Data records:
= = =

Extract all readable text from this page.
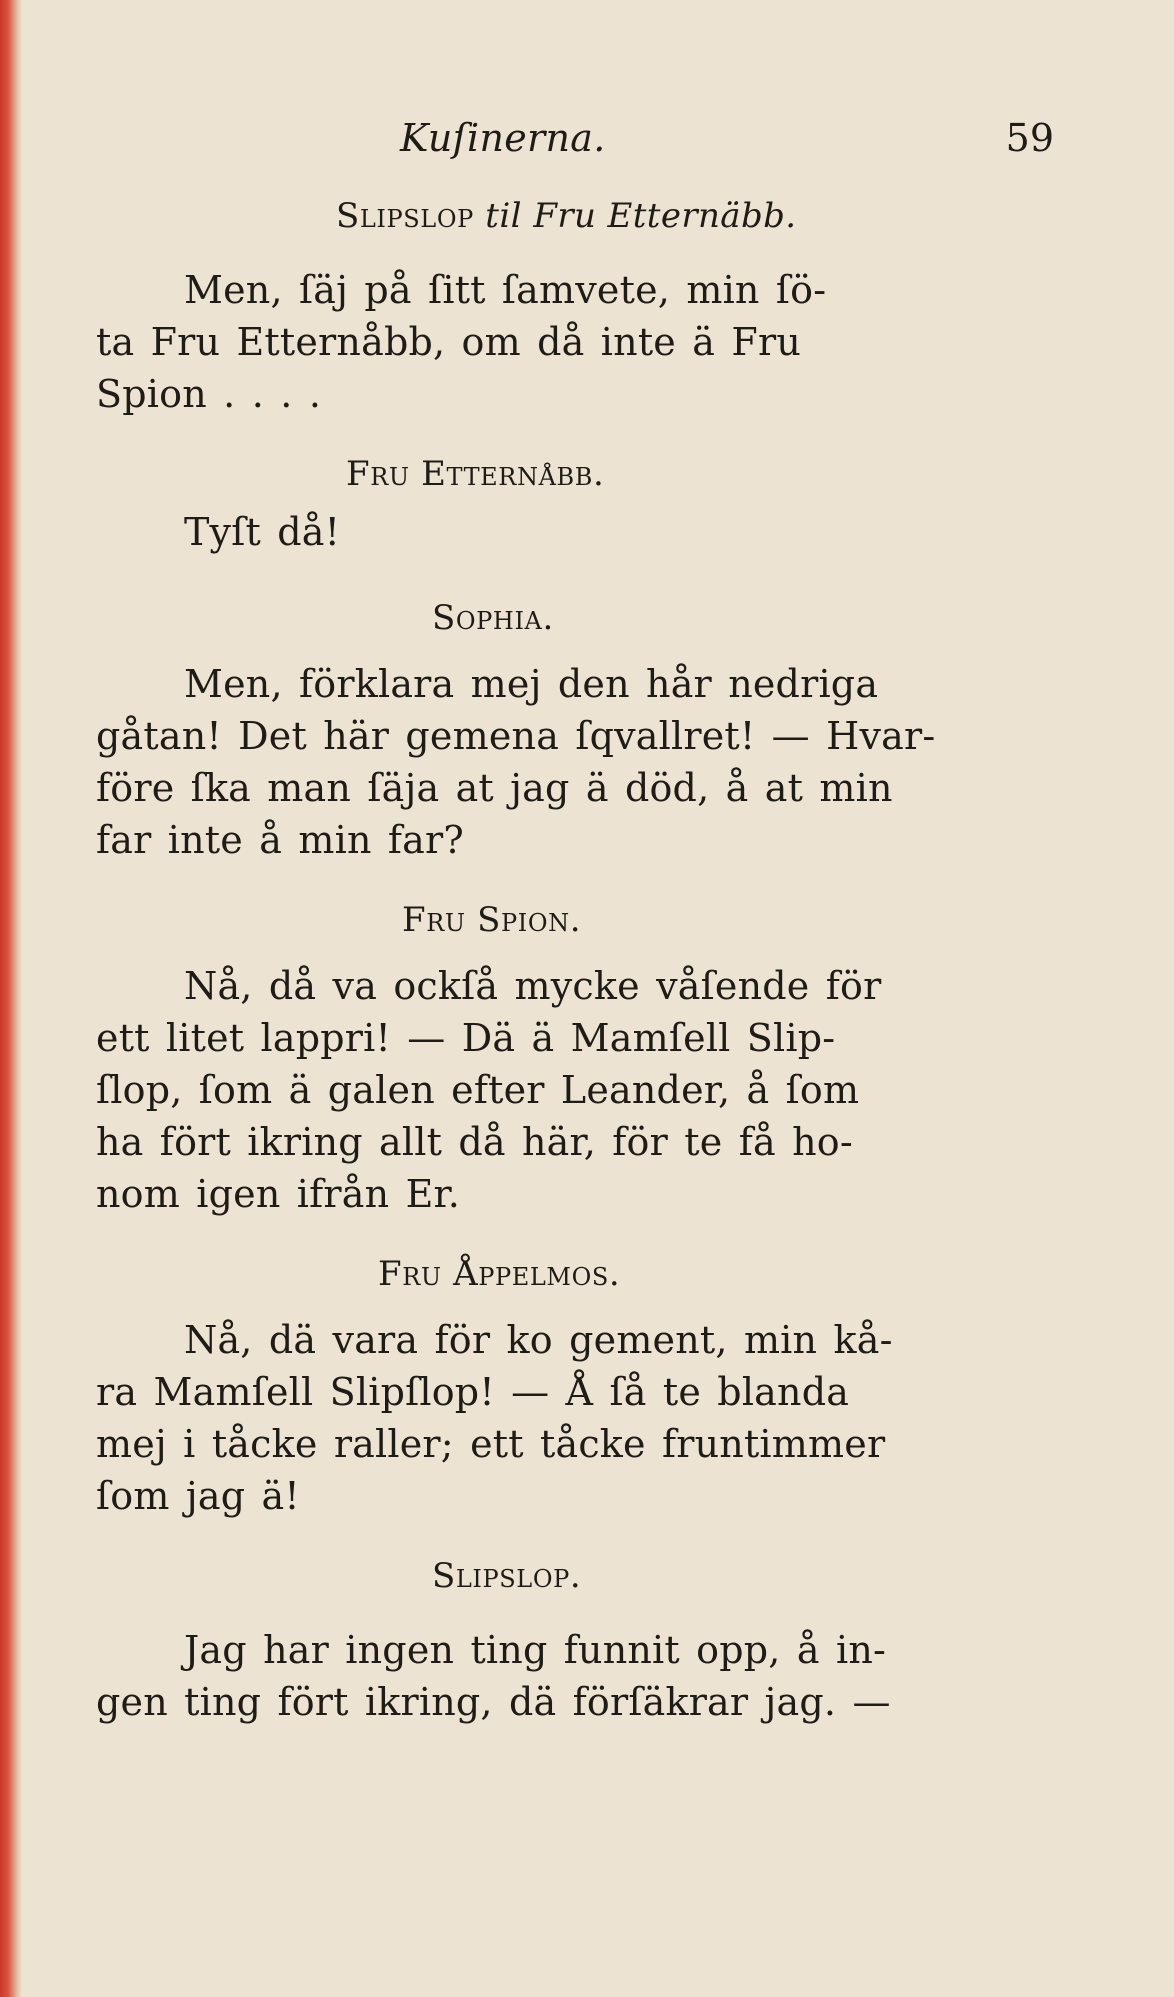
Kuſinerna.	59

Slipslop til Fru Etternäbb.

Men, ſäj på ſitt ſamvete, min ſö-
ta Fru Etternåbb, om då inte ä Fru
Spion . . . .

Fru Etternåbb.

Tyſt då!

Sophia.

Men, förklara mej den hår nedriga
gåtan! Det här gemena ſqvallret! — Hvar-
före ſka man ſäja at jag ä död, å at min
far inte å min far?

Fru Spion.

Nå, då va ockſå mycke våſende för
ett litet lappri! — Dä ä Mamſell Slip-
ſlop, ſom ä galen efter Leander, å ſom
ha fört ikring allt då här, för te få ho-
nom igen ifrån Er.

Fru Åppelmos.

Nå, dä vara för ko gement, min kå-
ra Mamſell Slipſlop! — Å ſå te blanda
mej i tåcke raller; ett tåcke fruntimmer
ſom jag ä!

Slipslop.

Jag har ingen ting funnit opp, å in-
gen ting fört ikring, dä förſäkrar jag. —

= = =

-- Task goal --
Select all lines with the word "inte" from the entries above.

-- Exercise response --
ta Fru Etternåbb, om då inte ä Fru
far inte å min far?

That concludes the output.